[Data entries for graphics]
* Start *

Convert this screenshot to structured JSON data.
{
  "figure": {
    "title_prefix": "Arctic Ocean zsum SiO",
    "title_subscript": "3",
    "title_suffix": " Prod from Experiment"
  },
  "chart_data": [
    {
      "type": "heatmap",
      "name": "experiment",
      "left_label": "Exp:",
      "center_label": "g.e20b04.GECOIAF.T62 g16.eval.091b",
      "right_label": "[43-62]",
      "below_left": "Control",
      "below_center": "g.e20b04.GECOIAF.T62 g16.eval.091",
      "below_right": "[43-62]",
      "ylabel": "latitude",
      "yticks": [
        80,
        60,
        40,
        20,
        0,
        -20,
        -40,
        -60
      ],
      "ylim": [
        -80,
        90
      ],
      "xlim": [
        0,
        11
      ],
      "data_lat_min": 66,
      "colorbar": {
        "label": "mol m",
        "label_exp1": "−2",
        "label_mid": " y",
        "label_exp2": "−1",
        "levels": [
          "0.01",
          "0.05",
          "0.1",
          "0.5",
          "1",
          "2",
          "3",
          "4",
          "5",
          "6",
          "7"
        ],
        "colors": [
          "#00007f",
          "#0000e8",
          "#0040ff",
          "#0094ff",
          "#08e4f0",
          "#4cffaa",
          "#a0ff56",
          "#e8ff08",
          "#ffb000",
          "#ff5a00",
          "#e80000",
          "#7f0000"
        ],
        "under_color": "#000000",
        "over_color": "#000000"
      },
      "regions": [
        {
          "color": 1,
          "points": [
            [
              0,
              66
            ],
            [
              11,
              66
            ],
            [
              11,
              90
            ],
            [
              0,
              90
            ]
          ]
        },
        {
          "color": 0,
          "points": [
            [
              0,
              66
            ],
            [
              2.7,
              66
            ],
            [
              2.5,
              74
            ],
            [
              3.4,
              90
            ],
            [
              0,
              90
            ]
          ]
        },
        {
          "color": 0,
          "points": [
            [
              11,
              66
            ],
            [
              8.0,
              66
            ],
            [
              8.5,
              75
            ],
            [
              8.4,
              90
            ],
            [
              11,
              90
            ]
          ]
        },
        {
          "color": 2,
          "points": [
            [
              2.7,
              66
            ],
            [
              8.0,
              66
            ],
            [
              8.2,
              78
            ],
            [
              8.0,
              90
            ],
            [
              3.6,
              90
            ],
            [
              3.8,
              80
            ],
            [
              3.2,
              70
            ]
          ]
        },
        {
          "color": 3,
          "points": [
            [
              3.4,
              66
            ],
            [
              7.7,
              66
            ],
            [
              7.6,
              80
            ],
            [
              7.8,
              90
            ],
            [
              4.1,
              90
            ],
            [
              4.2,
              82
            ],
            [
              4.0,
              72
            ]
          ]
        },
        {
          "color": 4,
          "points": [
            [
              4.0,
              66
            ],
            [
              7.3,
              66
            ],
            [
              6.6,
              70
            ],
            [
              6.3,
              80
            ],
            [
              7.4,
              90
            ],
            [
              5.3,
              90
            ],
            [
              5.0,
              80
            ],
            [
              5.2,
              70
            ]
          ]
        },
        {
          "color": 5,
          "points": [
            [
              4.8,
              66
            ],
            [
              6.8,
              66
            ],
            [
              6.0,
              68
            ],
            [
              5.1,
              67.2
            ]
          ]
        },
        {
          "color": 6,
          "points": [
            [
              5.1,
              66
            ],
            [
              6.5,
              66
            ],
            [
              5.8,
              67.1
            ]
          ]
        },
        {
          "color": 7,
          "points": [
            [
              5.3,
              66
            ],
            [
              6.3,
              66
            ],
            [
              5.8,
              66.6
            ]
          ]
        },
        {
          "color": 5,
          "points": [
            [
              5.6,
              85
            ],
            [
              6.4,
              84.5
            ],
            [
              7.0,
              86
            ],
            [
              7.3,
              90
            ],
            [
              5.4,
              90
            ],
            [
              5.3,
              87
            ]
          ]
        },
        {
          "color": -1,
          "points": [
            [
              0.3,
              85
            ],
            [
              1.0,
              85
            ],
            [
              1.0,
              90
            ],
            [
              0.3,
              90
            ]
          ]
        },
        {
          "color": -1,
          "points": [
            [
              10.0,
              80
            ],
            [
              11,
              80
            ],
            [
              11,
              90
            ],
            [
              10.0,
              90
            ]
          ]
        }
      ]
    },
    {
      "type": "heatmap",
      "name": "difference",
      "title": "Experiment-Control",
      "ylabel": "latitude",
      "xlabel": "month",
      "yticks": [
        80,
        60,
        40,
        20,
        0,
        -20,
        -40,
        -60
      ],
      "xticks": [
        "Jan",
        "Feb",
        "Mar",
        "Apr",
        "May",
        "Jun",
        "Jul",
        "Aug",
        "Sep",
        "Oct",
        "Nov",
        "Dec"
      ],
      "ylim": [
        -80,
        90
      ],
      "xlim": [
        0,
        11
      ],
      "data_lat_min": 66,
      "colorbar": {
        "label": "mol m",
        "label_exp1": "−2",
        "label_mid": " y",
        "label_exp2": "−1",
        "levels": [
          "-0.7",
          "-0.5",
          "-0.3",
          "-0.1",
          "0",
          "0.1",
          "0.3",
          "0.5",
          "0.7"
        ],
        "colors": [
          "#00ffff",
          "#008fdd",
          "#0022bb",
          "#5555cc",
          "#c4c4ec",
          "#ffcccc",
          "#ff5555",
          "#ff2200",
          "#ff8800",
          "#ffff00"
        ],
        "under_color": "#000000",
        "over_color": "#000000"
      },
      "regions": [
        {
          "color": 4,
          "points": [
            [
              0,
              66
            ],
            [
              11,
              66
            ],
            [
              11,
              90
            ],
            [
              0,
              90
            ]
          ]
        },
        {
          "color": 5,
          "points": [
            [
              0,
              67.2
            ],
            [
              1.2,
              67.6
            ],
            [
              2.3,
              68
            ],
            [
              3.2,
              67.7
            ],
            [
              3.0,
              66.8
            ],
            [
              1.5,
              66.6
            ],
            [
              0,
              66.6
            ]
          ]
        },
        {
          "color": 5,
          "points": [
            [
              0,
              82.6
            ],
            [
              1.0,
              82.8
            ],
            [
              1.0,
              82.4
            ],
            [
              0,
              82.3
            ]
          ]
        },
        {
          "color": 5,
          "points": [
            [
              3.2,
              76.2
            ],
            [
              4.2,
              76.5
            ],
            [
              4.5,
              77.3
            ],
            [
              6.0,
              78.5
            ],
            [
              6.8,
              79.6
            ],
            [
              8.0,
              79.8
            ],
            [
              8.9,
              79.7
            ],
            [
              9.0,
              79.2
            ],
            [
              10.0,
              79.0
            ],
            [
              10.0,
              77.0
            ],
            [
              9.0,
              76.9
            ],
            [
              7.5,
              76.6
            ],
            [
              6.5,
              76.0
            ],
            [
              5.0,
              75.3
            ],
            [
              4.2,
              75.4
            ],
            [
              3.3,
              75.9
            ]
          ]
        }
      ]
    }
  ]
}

* End *

> [Directive] Copy out the data shown above without altering anything.

> [Solution for this problem]
Convert this screenshot to structured JSON data.
{
  "figure": {
    "title_prefix": "Arctic Ocean zsum SiO",
    "title_subscript": "3",
    "title_suffix": " Prod from Experiment"
  },
  "chart_data": [
    {
      "type": "heatmap",
      "name": "experiment",
      "left_label": "Exp:",
      "center_label": "g.e20b04.GECOIAF.T62 g16.eval.091b",
      "right_label": "[43-62]",
      "below_left": "Control",
      "below_center": "g.e20b04.GECOIAF.T62 g16.eval.091",
      "below_right": "[43-62]",
      "ylabel": "latitude",
      "yticks": [
        80,
        60,
        40,
        20,
        0,
        -20,
        -40,
        -60
      ],
      "ylim": [
        -80,
        90
      ],
      "xlim": [
        0,
        11
      ],
      "data_lat_min": 66,
      "colorbar": {
        "label": "mol m",
        "label_exp1": "−2",
        "label_mid": " y",
        "label_exp2": "−1",
        "levels": [
          "0.01",
          "0.05",
          "0.1",
          "0.5",
          "1",
          "2",
          "3",
          "4",
          "5",
          "6",
          "7"
        ],
        "colors": [
          "#00007f",
          "#0000e8",
          "#0040ff",
          "#0094ff",
          "#08e4f0",
          "#4cffaa",
          "#a0ff56",
          "#e8ff08",
          "#ffb000",
          "#ff5a00",
          "#e80000",
          "#7f0000"
        ],
        "under_color": "#000000",
        "over_color": "#000000"
      },
      "regions": [
        {
          "color": 1,
          "points": [
            [
              0,
              66
            ],
            [
              11,
              66
            ],
            [
              11,
              90
            ],
            [
              0,
              90
            ]
          ]
        },
        {
          "color": 0,
          "points": [
            [
              0,
              66
            ],
            [
              2.7,
              66
            ],
            [
              2.5,
              74
            ],
            [
              3.4,
              90
            ],
            [
              0,
              90
            ]
          ]
        },
        {
          "color": 0,
          "points": [
            [
              11,
              66
            ],
            [
              8.0,
              66
            ],
            [
              8.5,
              75
            ],
            [
              8.4,
              90
            ],
            [
              11,
              90
            ]
          ]
        },
        {
          "color": 2,
          "points": [
            [
              2.7,
              66
            ],
            [
              8.0,
              66
            ],
            [
              8.2,
              78
            ],
            [
              8.0,
              90
            ],
            [
              3.6,
              90
            ],
            [
              3.8,
              80
            ],
            [
              3.2,
              70
            ]
          ]
        },
        {
          "color": 3,
          "points": [
            [
              3.4,
              66
            ],
            [
              7.7,
              66
            ],
            [
              7.6,
              80
            ],
            [
              7.8,
              90
            ],
            [
              4.1,
              90
            ],
            [
              4.2,
              82
            ],
            [
              4.0,
              72
            ]
          ]
        },
        {
          "color": 4,
          "points": [
            [
              4.0,
              66
            ],
            [
              7.3,
              66
            ],
            [
              6.6,
              70
            ],
            [
              6.3,
              80
            ],
            [
              7.4,
              90
            ],
            [
              5.3,
              90
            ],
            [
              5.0,
              80
            ],
            [
              5.2,
              70
            ]
          ]
        },
        {
          "color": 5,
          "points": [
            [
              4.8,
              66
            ],
            [
              6.8,
              66
            ],
            [
              6.0,
              68
            ],
            [
              5.1,
              67.2
            ]
          ]
        },
        {
          "color": 6,
          "points": [
            [
              5.1,
              66
            ],
            [
              6.5,
              66
            ],
            [
              5.8,
              67.1
            ]
          ]
        },
        {
          "color": 7,
          "points": [
            [
              5.3,
              66
            ],
            [
              6.3,
              66
            ],
            [
              5.8,
              66.6
            ]
          ]
        },
        {
          "color": 5,
          "points": [
            [
              5.6,
              85
            ],
            [
              6.4,
              84.5
            ],
            [
              7.0,
              86
            ],
            [
              7.3,
              90
            ],
            [
              5.4,
              90
            ],
            [
              5.3,
              87
            ]
          ]
        },
        {
          "color": -1,
          "points": [
            [
              0.3,
              85
            ],
            [
              1.0,
              85
            ],
            [
              1.0,
              90
            ],
            [
              0.3,
              90
            ]
          ]
        },
        {
          "color": -1,
          "points": [
            [
              10.0,
              80
            ],
            [
              11,
              80
            ],
            [
              11,
              90
            ],
            [
              10.0,
              90
            ]
          ]
        }
      ]
    },
    {
      "type": "heatmap",
      "name": "difference",
      "title": "Experiment-Control",
      "ylabel": "latitude",
      "xlabel": "month",
      "yticks": [
        80,
        60,
        40,
        20,
        0,
        -20,
        -40,
        -60
      ],
      "xticks": [
        "Jan",
        "Feb",
        "Mar",
        "Apr",
        "May",
        "Jun",
        "Jul",
        "Aug",
        "Sep",
        "Oct",
        "Nov",
        "Dec"
      ],
      "ylim": [
        -80,
        90
      ],
      "xlim": [
        0,
        11
      ],
      "data_lat_min": 66,
      "colorbar": {
        "label": "mol m",
        "label_exp1": "−2",
        "label_mid": " y",
        "label_exp2": "−1",
        "levels": [
          "-0.7",
          "-0.5",
          "-0.3",
          "-0.1",
          "0",
          "0.1",
          "0.3",
          "0.5",
          "0.7"
        ],
        "colors": [
          "#00ffff",
          "#008fdd",
          "#0022bb",
          "#5555cc",
          "#c4c4ec",
          "#ffcccc",
          "#ff5555",
          "#ff2200",
          "#ff8800",
          "#ffff00"
        ],
        "under_color": "#000000",
        "over_color": "#000000"
      },
      "regions": [
        {
          "color": 4,
          "points": [
            [
              0,
              66
            ],
            [
              11,
              66
            ],
            [
              11,
              90
            ],
            [
              0,
              90
            ]
          ]
        },
        {
          "color": 5,
          "points": [
            [
              0,
              67.2
            ],
            [
              1.2,
              67.6
            ],
            [
              2.3,
              68
            ],
            [
              3.2,
              67.7
            ],
            [
              3.0,
              66.8
            ],
            [
              1.5,
              66.6
            ],
            [
              0,
              66.6
            ]
          ]
        },
        {
          "color": 5,
          "points": [
            [
              0,
              82.6
            ],
            [
              1.0,
              82.8
            ],
            [
              1.0,
              82.4
            ],
            [
              0,
              82.3
            ]
          ]
        },
        {
          "color": 5,
          "points": [
            [
              3.2,
              76.2
            ],
            [
              4.2,
              76.5
            ],
            [
              4.5,
              77.3
            ],
            [
              6.0,
              78.5
            ],
            [
              6.8,
              79.6
            ],
            [
              8.0,
              79.8
            ],
            [
              8.9,
              79.7
            ],
            [
              9.0,
              79.2
            ],
            [
              10.0,
              79.0
            ],
            [
              10.0,
              77.0
            ],
            [
              9.0,
              76.9
            ],
            [
              7.5,
              76.6
            ],
            [
              6.5,
              76.0
            ],
            [
              5.0,
              75.3
            ],
            [
              4.2,
              75.4
            ],
            [
              3.3,
              75.9
            ]
          ]
        }
      ]
    }
  ]
}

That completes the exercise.